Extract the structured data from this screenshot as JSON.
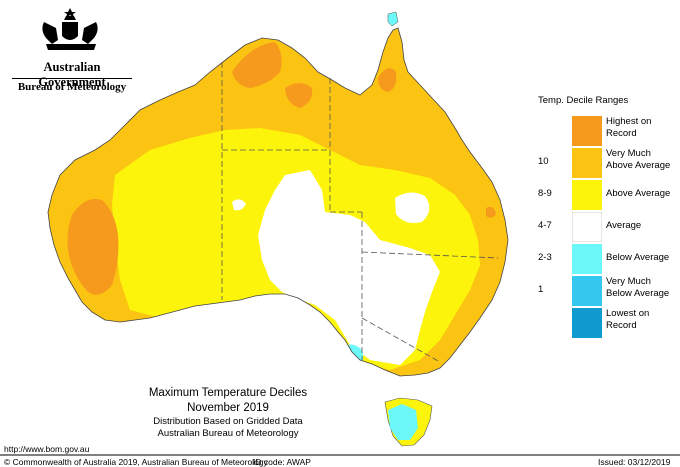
{
  "header": {
    "government": "Australian Government",
    "bureau": "Bureau of Meteorology"
  },
  "map": {
    "title": "Maximum Temperature Deciles",
    "period": "November 2019",
    "subtitle_1": "Distribution Based on Gridded Data",
    "subtitle_2": "Australian Bureau of Meteorology"
  },
  "legend": {
    "title": "Temp. Decile Ranges",
    "items": [
      {
        "code": "",
        "label_1": "Highest on",
        "label_2": "Record",
        "color": "#f59a1c"
      },
      {
        "code": "10",
        "label_1": "Very Much",
        "label_2": "Above Average",
        "color": "#fcc412"
      },
      {
        "code": "8-9",
        "label_1": "Above Average",
        "label_2": "",
        "color": "#fcf40a"
      },
      {
        "code": "4-7",
        "label_1": "Average",
        "label_2": "",
        "color": "#ffffff"
      },
      {
        "code": "2-3",
        "label_1": "Below Average",
        "label_2": "",
        "color": "#6cf8f8"
      },
      {
        "code": "1",
        "label_1": "Very Much",
        "label_2": "Below Average",
        "color": "#35c8ee"
      },
      {
        "code": "",
        "label_1": "Lowest on",
        "label_2": "Record",
        "color": "#0f9bd0"
      }
    ]
  },
  "footer": {
    "url": "http://www.bom.gov.au",
    "copyright": "© Commonwealth of Australia 2019, Australian Bureau of Meteorology",
    "id_code": "ID code: AWAP",
    "issued": "Issued: 03/12/2019"
  }
}
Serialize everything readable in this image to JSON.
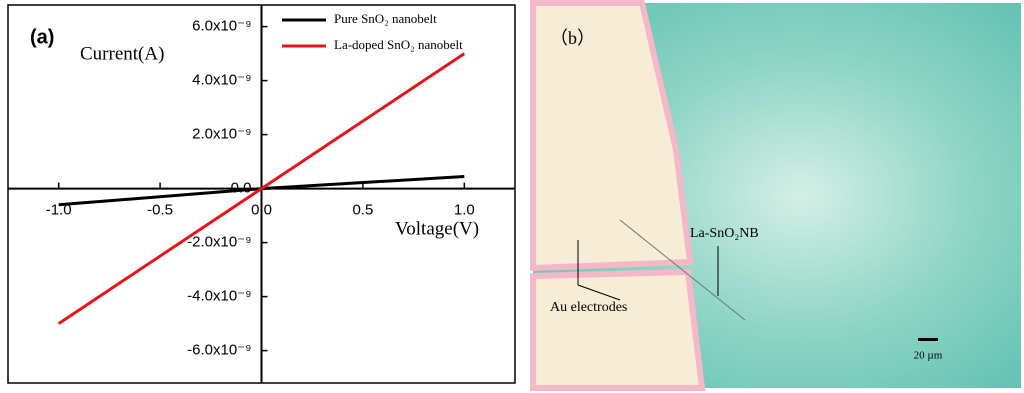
{
  "chart_data": {
    "type": "line",
    "panel_label": "(a)",
    "x_label": "Voltage(V)",
    "y_label": "Current(A)",
    "x": [
      -1,
      0,
      1
    ],
    "series": [
      {
        "name": "Pure SnO₂ nanobelt",
        "color": "#000000",
        "values": [
          -6e-10,
          0,
          4.5e-10
        ]
      },
      {
        "name": "La-doped SnO₂ nanobelt",
        "color": "#e8141c",
        "values": [
          -5e-09,
          0,
          5e-09
        ]
      }
    ],
    "xlim": [
      -1.25,
      1.25
    ],
    "ylim": [
      -7.2e-09,
      6.8e-09
    ],
    "xticks": [
      {
        "value": -1,
        "label": "-1.0"
      },
      {
        "value": -0.5,
        "label": "-0.5"
      },
      {
        "value": 0,
        "label": "0.0"
      },
      {
        "value": 0.5,
        "label": "0.5"
      },
      {
        "value": 1,
        "label": "1.0"
      }
    ],
    "yticks": [
      {
        "value": -6e-09,
        "label": "-6.0x10⁻⁹"
      },
      {
        "value": -4e-09,
        "label": "-4.0x10⁻⁹"
      },
      {
        "value": -2e-09,
        "label": "-2.0x10⁻⁹"
      },
      {
        "value": 0,
        "label": "0.0"
      },
      {
        "value": 2e-09,
        "label": "2.0x10⁻⁹"
      },
      {
        "value": 4e-09,
        "label": "4.0x10⁻⁹"
      },
      {
        "value": 6e-09,
        "label": "6.0x10⁻⁹"
      }
    ],
    "legend": "top-right"
  },
  "micrograph": {
    "panel_label": "（b）",
    "nanobelt_label": "La-SnO₂NB",
    "electrode_label": "Au electrodes",
    "scale_label": "20 µm"
  }
}
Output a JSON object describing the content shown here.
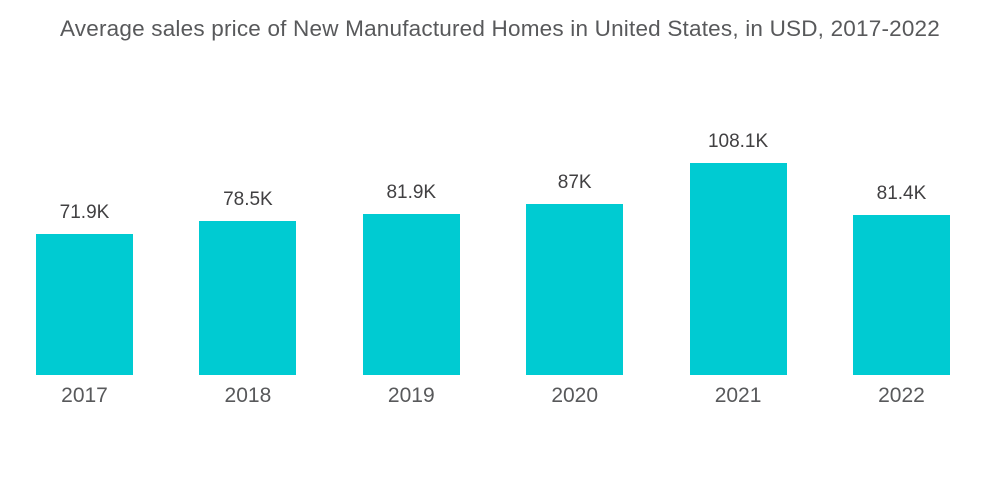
{
  "chart_data": {
    "type": "bar",
    "title": "Average sales price of New Manufactured Homes in United States, in USD, 2017-2022",
    "categories": [
      "2017",
      "2018",
      "2019",
      "2020",
      "2021",
      "2022"
    ],
    "values": [
      71.9,
      78.5,
      81.9,
      87,
      108.1,
      81.4
    ],
    "value_labels": [
      "71.9K",
      "78.5K",
      "81.9K",
      "87K",
      "108.1K",
      "81.4K"
    ],
    "xlabel": "",
    "ylabel": "",
    "ylim": [
      0,
      115
    ],
    "grid": false,
    "legend": false,
    "data_labels_position": "above-bars",
    "colors": {
      "bar": "#00cbd2",
      "title_text": "#58595b",
      "value_label_text": "#414042",
      "axis_label_text": "#58595b",
      "background": "#ffffff"
    }
  }
}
- - - - - - -
Task to complete:
Every entry above is to be set down exactly; the pictures are to be left out.

Worked answer:
Extract the structured data from this screenshot as JSON.
{
  "header": {
    "government": "Australian Government",
    "bureau": "Bureau of Meteorology"
  },
  "map": {
    "title": "Maximum Temperature Deciles",
    "period": "November 2019",
    "subtitle_1": "Distribution Based on Gridded Data",
    "subtitle_2": "Australian Bureau of Meteorology"
  },
  "legend": {
    "title": "Temp. Decile Ranges",
    "items": [
      {
        "code": "",
        "label_1": "Highest on",
        "label_2": "Record",
        "color": "#f59a1c"
      },
      {
        "code": "10",
        "label_1": "Very Much",
        "label_2": "Above Average",
        "color": "#fcc412"
      },
      {
        "code": "8-9",
        "label_1": "Above Average",
        "label_2": "",
        "color": "#fcf40a"
      },
      {
        "code": "4-7",
        "label_1": "Average",
        "label_2": "",
        "color": "#ffffff"
      },
      {
        "code": "2-3",
        "label_1": "Below Average",
        "label_2": "",
        "color": "#6cf8f8"
      },
      {
        "code": "1",
        "label_1": "Very Much",
        "label_2": "Below Average",
        "color": "#35c8ee"
      },
      {
        "code": "",
        "label_1": "Lowest on",
        "label_2": "Record",
        "color": "#0f9bd0"
      }
    ]
  },
  "footer": {
    "url": "http://www.bom.gov.au",
    "copyright": "© Commonwealth of Australia 2019, Australian Bureau of Meteorology",
    "id_code": "ID code: AWAP",
    "issued": "Issued: 03/12/2019"
  }
}
Serialize everything readable in this image to JSON.
{
  "chart_data": {
    "type": "line",
    "panel_label": "(a)",
    "x_label": "Voltage(V)",
    "y_label": "Current(A)",
    "x": [
      -1,
      0,
      1
    ],
    "series": [
      {
        "name": "Pure SnO₂ nanobelt",
        "color": "#000000",
        "values": [
          -6e-10,
          0,
          4.5e-10
        ]
      },
      {
        "name": "La-doped SnO₂ nanobelt",
        "color": "#e8141c",
        "values": [
          -5e-09,
          0,
          5e-09
        ]
      }
    ],
    "xlim": [
      -1.25,
      1.25
    ],
    "ylim": [
      -7.2e-09,
      6.8e-09
    ],
    "xticks": [
      {
        "value": -1,
        "label": "-1.0"
      },
      {
        "value": -0.5,
        "label": "-0.5"
      },
      {
        "value": 0,
        "label": "0.0"
      },
      {
        "value": 0.5,
        "label": "0.5"
      },
      {
        "value": 1,
        "label": "1.0"
      }
    ],
    "yticks": [
      {
        "value": -6e-09,
        "label": "-6.0x10⁻⁹"
      },
      {
        "value": -4e-09,
        "label": "-4.0x10⁻⁹"
      },
      {
        "value": -2e-09,
        "label": "-2.0x10⁻⁹"
      },
      {
        "value": 0,
        "label": "0.0"
      },
      {
        "value": 2e-09,
        "label": "2.0x10⁻⁹"
      },
      {
        "value": 4e-09,
        "label": "4.0x10⁻⁹"
      },
      {
        "value": 6e-09,
        "label": "6.0x10⁻⁹"
      }
    ],
    "legend": "top-right"
  },
  "micrograph": {
    "panel_label": "（b）",
    "nanobelt_label": "La-SnO₂NB",
    "electrode_label": "Au electrodes",
    "scale_label": "20 µm"
  }
}
Output a JSON object describing the content shown here.
{
  "chart_data": {
    "type": "bar",
    "title": "Average sales price of New Manufactured Homes in United States, in USD, 2017-2022",
    "categories": [
      "2017",
      "2018",
      "2019",
      "2020",
      "2021",
      "2022"
    ],
    "values": [
      71.9,
      78.5,
      81.9,
      87,
      108.1,
      81.4
    ],
    "value_labels": [
      "71.9K",
      "78.5K",
      "81.9K",
      "87K",
      "108.1K",
      "81.4K"
    ],
    "xlabel": "",
    "ylabel": "",
    "ylim": [
      0,
      115
    ],
    "grid": false,
    "legend": false,
    "data_labels_position": "above-bars",
    "colors": {
      "bar": "#00cbd2",
      "title_text": "#58595b",
      "value_label_text": "#414042",
      "axis_label_text": "#58595b",
      "background": "#ffffff"
    }
  }
}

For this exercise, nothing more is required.